— EXERCISE DETAILS —
Copy the lines of the material below word for word, leaving out the pictures.

— SUPPLIED INFORMATION —
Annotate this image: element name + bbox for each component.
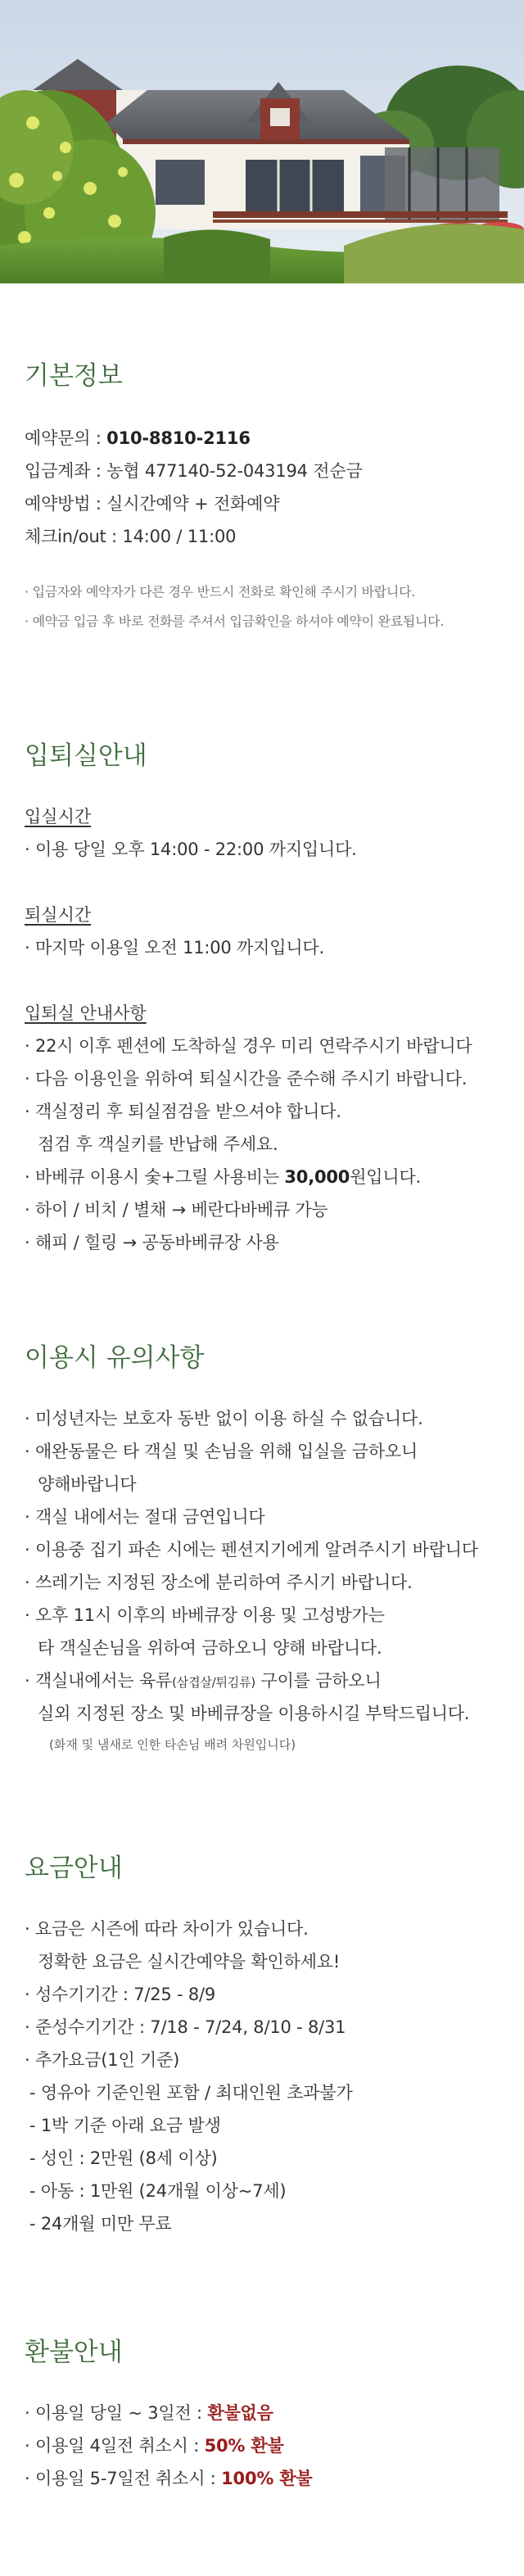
fee-guide-section [25,1852,508,2240]
list-item: · 이용일 당일 ~ 3일전 : 환불없음 [25,2403,273,2423]
list-item: · 이용 당일 오후 14:00 - 22:00 까지입니다. [25,840,357,859]
usage-caution-section [25,1342,508,1759]
notice-line: · 예약금 입금 후 바로 전화를 주셔서 입금확인을 하셔야 예약이 완료됩니다. [25,613,445,629]
list-item: · 요금은 시즌에 따라 차이가 있습니다. [25,1919,309,1939]
checkin-time-heading: 입실시간 [25,807,92,826]
caution-footnote: (화재 및 냄새로 인한 타손님 배려 차원입니다) [49,1737,296,1752]
refund-guide-title: 환불안내 [25,2338,123,2367]
list-item: · 22시 이후 펜션에 도착하실 경우 미리 연락주시기 바랍니다 [25,1036,472,1056]
list-item: 실외 지정된 장소 및 바베큐장을 이용하시길 부탁드립니다. [38,1704,470,1723]
basic-info-section [25,360,508,636]
refund-value: 100% 환불 [221,2469,313,2488]
list-item: · 준성수기기간 : 7/18 - 7/24, 8/10 - 8/31 [25,2017,346,2037]
basic-info-title: 기본정보 [25,361,123,391]
list-item: · 객실내에서는 육류(삼겹살/튀김류) 구이를 금하오니 [25,1671,382,1691]
list-item: 점검 후 객실키를 반납해 주세요. [38,1134,278,1154]
list-item: - 24개월 미만 무료 [29,2214,172,2234]
list-item: 양해바랍니다 [38,1474,137,1494]
notice-line: · 입금자와 예약자가 다른 경우 반드시 전화로 확인해 주시기 바랍니다. [25,584,416,600]
list-item: · 추가요금(1인 기준) [25,2050,180,2070]
list-item: · 해피 / 힐링 → 공동바베큐장 사용 [25,1233,279,1252]
usage-caution-title: 이용시 유의사항 [25,1343,205,1373]
deposit-account: 입금계좌 : 농협 477140-52-043194 전순금 [25,461,363,481]
checkout-time-heading: 퇴실시간 [25,905,92,925]
checkin-guide-section [25,740,508,1259]
refund-value: 50% 환불 [204,2436,284,2456]
list-item: - 아동 : 1만원 (24개월 이상~7세) [29,2181,287,2201]
list-item: 정확한 요금은 실시간예약을 확인하세요! [38,1952,341,1972]
list-item: · 이용일 5-7일전 취소시 : 100% 환불 [25,2469,313,2488]
list-item: 타 객실손님을 위하여 금하오니 양해 바랍니다. [38,1638,382,1658]
list-item: - 성인 : 2만원 (8세 이상) [29,2148,218,2168]
reservation-contact: 예약문의 : 010-8810-2116 [25,428,251,448]
list-item: · 마지막 이용일 오전 11:00 까지입니다. [25,938,324,958]
list-item: · 성수기기간 : 7/25 - 8/9 [25,1985,216,2004]
reservation-method: 예약방법 : 실시간예약 + 전화예약 [25,494,280,514]
list-item: - 영유아 기준인원 포함 / 최대인원 초과불가 [29,2083,353,2103]
bbq-price: 30,000 [284,1167,350,1187]
list-item: · 객실 내에서는 절대 금연입니다 [25,1507,265,1527]
list-item: · 미성년자는 보호자 동반 없이 이용 하실 수 없습니다. [25,1409,423,1428]
list-item: · 객실정리 후 퇴실점검을 받으셔야 합니다. [25,1102,341,1121]
list-item: · 오후 11시 이후의 바베큐장 이용 및 고성방가는 [25,1605,385,1625]
list-item: · 애완동물은 타 객실 및 손님을 위해 입실을 금하오니 [25,1442,418,1461]
list-item: · 이용일 4일전 취소시 : 50% 환불 [25,2436,284,2456]
deposit-account-value: 농협 477140-52-043194 전순금 [106,461,363,481]
refund-value: 환불없음 [207,2403,273,2423]
refund-guide-section [25,2336,508,2495]
reservation-phone[interactable]: 010-8810-2116 [106,428,251,448]
list-item: · 이용중 집기 파손 시에는 펜션지기에게 알려주시기 바랍니다 [25,1540,478,1560]
list-item: · 쓰레기는 지정된 장소에 분리하여 주시기 바랍니다. [25,1573,413,1592]
list-item: · 하이 / 비치 / 별채 → 베란다바베큐 가능 [25,1200,328,1220]
checkin-checkout-time: 체크in/out : 14:00 / 11:00 [25,527,237,546]
checkin-guide-title: 입퇴실안내 [25,741,147,771]
fee-guide-title: 요금안내 [25,1854,123,1883]
checkin-notice-heading: 입퇴실 안내사항 [25,1003,147,1023]
list-item: - 1박 기준 아래 요금 발생 [29,2116,221,2135]
list-item: · 바베큐 이용시 숯+그릴 사용비는 30,000원입니다. [25,1167,422,1187]
pension-exterior-photo [0,0,524,283]
list-item: · 다음 이용인을 위하여 퇴실시간을 준수해 주시기 바랍니다. [25,1069,468,1089]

— REPLY —
Annotate this image: element name + bbox for each component.
fee-guide-section [25,1852,508,2240]
list-item: · 이용일 당일 ~ 3일전 : 환불없음 [25,2403,273,2423]
list-item: · 이용 당일 오후 14:00 - 22:00 까지입니다. [25,840,357,859]
usage-caution-section [25,1342,508,1759]
notice-line: · 예약금 입금 후 바로 전화를 주셔서 입금확인을 하셔야 예약이 완료됩니다. [25,613,445,629]
list-item: · 요금은 시즌에 따라 차이가 있습니다. [25,1919,309,1939]
checkin-time-heading: 입실시간 [25,807,92,826]
caution-footnote: (화재 및 냄새로 인한 타손님 배려 차원입니다) [49,1737,296,1752]
refund-guide-title: 환불안내 [25,2338,123,2367]
list-item: · 22시 이후 펜션에 도착하실 경우 미리 연락주시기 바랍니다 [25,1036,472,1056]
list-item: 실외 지정된 장소 및 바베큐장을 이용하시길 부탁드립니다. [38,1704,470,1723]
basic-info-section [25,360,508,636]
refund-value: 100% 환불 [221,2469,313,2488]
list-item: · 준성수기기간 : 7/18 - 7/24, 8/10 - 8/31 [25,2017,346,2037]
basic-info-title: 기본정보 [25,361,123,391]
list-item: · 객실내에서는 육류(삼겹살/튀김류) 구이를 금하오니 [25,1671,382,1691]
list-item: 점검 후 객실키를 반납해 주세요. [38,1134,278,1154]
list-item: - 24개월 미만 무료 [29,2214,172,2234]
list-item: 양해바랍니다 [38,1474,137,1494]
notice-line: · 입금자와 예약자가 다른 경우 반드시 전화로 확인해 주시기 바랍니다. [25,584,416,600]
list-item: · 추가요금(1인 기준) [25,2050,180,2070]
list-item: · 해피 / 힐링 → 공동바베큐장 사용 [25,1233,279,1252]
usage-caution-title: 이용시 유의사항 [25,1343,205,1373]
deposit-account: 입금계좌 : 농협 477140-52-043194 전순금 [25,461,363,481]
checkout-time-heading: 퇴실시간 [25,905,92,925]
checkin-guide-section [25,740,508,1259]
refund-value: 50% 환불 [204,2436,284,2456]
list-item: - 아동 : 1만원 (24개월 이상~7세) [29,2181,287,2201]
list-item: 정확한 요금은 실시간예약을 확인하세요! [38,1952,341,1972]
list-item: · 이용일 5-7일전 취소시 : 100% 환불 [25,2469,313,2488]
list-item: 타 객실손님을 위하여 금하오니 양해 바랍니다. [38,1638,382,1658]
list-item: - 성인 : 2만원 (8세 이상) [29,2148,218,2168]
reservation-contact: 예약문의 : 010-8810-2116 [25,428,251,448]
list-item: · 마지막 이용일 오전 11:00 까지입니다. [25,938,324,958]
list-item: · 성수기기간 : 7/25 - 8/9 [25,1985,216,2004]
reservation-method: 예약방법 : 실시간예약 + 전화예약 [25,494,280,514]
list-item: - 영유아 기준인원 포함 / 최대인원 초과불가 [29,2083,353,2103]
bbq-price: 30,000 [284,1167,350,1187]
list-item: · 객실 내에서는 절대 금연입니다 [25,1507,265,1527]
list-item: · 미성년자는 보호자 동반 없이 이용 하실 수 없습니다. [25,1409,423,1428]
list-item: · 객실정리 후 퇴실점검을 받으셔야 합니다. [25,1102,341,1121]
list-item: · 오후 11시 이후의 바베큐장 이용 및 고성방가는 [25,1605,385,1625]
list-item: · 애완동물은 타 객실 및 손님을 위해 입실을 금하오니 [25,1442,418,1461]
list-item: · 이용일 4일전 취소시 : 50% 환불 [25,2436,284,2456]
deposit-account-value: 농협 477140-52-043194 전순금 [106,461,363,481]
refund-value: 환불없음 [207,2403,273,2423]
refund-guide-section [25,2336,508,2495]
reservation-phone[interactable]: 010-8810-2116 [106,428,251,448]
list-item: · 이용중 집기 파손 시에는 펜션지기에게 알려주시기 바랍니다 [25,1540,478,1560]
list-item: · 쓰레기는 지정된 장소에 분리하여 주시기 바랍니다. [25,1573,413,1592]
list-item: · 하이 / 비치 / 별채 → 베란다바베큐 가능 [25,1200,328,1220]
checkin-checkout-time: 체크in/out : 14:00 / 11:00 [25,527,237,546]
checkin-guide-title: 입퇴실안내 [25,741,147,771]
fee-guide-title: 요금안내 [25,1854,123,1883]
checkin-notice-heading: 입퇴실 안내사항 [25,1003,147,1023]
list-item: - 1박 기준 아래 요금 발생 [29,2116,221,2135]
list-item: · 바베큐 이용시 숯+그릴 사용비는 30,000원입니다. [25,1167,422,1187]
pension-exterior-photo [0,0,524,283]
list-item: · 다음 이용인을 위하여 퇴실시간을 준수해 주시기 바랍니다. [25,1069,468,1089]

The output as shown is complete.